#### [Prompt]
Locate the string "text" throughout the material and copy every line in which it occurs.

#### [Information given]
————
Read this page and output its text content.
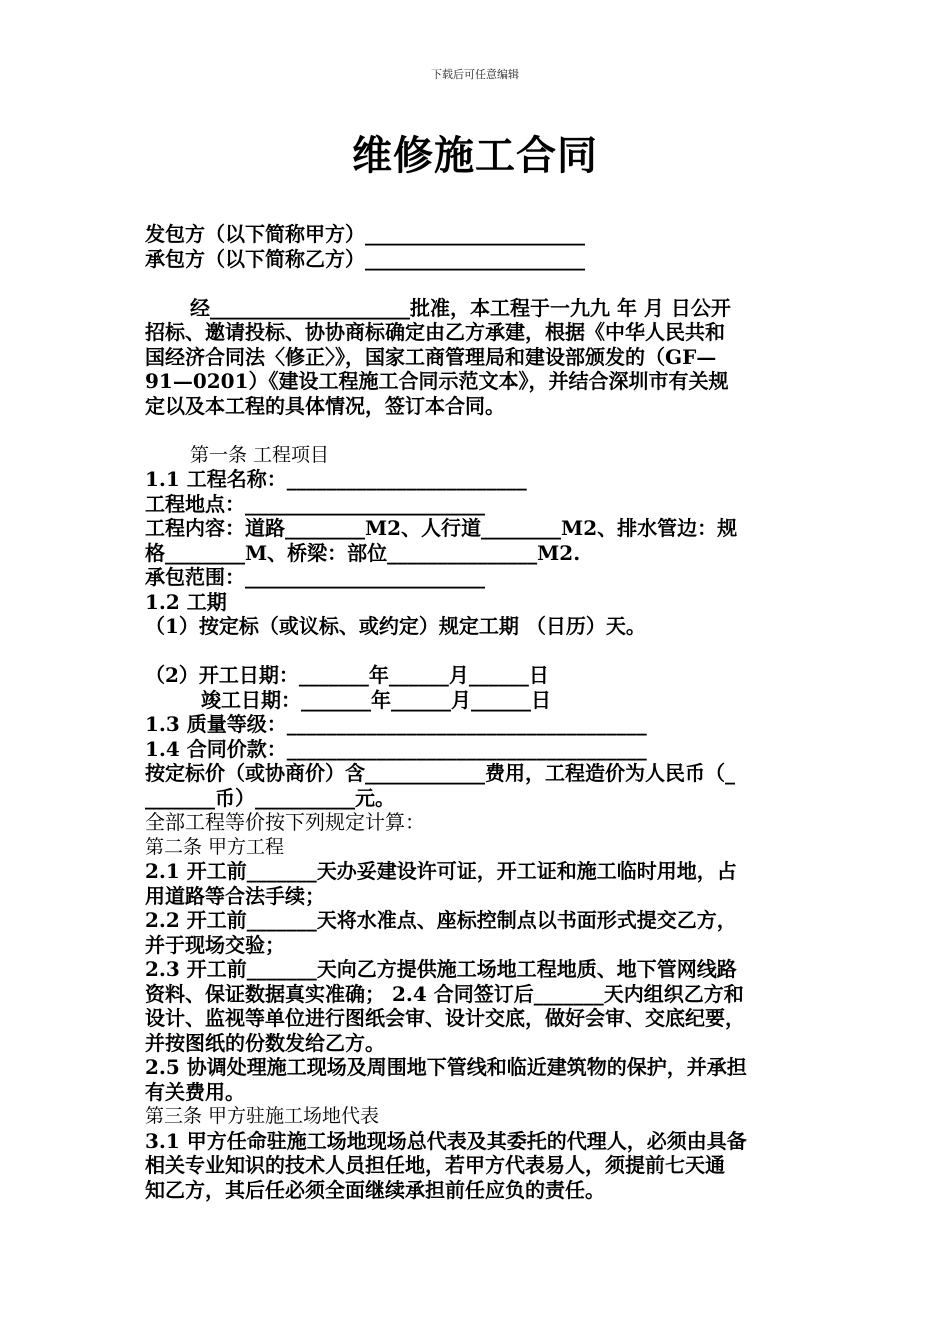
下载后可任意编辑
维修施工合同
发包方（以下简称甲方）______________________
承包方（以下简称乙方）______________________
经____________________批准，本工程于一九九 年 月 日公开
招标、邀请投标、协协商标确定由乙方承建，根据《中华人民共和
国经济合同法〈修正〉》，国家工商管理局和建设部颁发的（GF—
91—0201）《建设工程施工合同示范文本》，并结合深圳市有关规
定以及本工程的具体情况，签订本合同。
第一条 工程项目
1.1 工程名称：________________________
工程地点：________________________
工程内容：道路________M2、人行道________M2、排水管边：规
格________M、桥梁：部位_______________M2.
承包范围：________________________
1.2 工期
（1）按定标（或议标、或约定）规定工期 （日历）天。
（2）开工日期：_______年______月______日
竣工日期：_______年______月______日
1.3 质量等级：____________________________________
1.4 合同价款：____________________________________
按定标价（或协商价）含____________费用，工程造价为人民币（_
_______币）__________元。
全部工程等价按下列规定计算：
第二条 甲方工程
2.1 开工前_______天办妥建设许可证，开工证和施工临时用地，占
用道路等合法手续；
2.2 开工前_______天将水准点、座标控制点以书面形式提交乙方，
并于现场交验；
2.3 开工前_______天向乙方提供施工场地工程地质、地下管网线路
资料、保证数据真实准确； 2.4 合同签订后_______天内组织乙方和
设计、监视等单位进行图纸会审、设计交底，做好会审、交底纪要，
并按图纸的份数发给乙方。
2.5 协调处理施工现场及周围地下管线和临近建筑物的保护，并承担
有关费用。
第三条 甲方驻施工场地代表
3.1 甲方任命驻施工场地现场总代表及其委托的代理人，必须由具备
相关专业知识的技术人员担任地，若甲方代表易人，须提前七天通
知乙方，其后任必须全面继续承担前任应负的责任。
————
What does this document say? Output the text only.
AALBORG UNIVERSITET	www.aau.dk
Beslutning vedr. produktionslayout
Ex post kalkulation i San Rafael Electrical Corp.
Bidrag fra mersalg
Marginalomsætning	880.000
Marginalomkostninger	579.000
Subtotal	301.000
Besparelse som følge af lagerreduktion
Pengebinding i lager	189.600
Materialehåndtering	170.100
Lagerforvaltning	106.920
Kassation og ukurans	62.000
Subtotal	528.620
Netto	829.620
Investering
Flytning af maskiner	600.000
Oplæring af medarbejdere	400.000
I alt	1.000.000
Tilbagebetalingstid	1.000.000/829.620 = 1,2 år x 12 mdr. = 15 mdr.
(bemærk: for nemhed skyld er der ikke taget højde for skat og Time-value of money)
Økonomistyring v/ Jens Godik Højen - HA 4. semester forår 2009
————
#### [Full answer]
Read this page and output its text content.
What does this document say? Output the text only.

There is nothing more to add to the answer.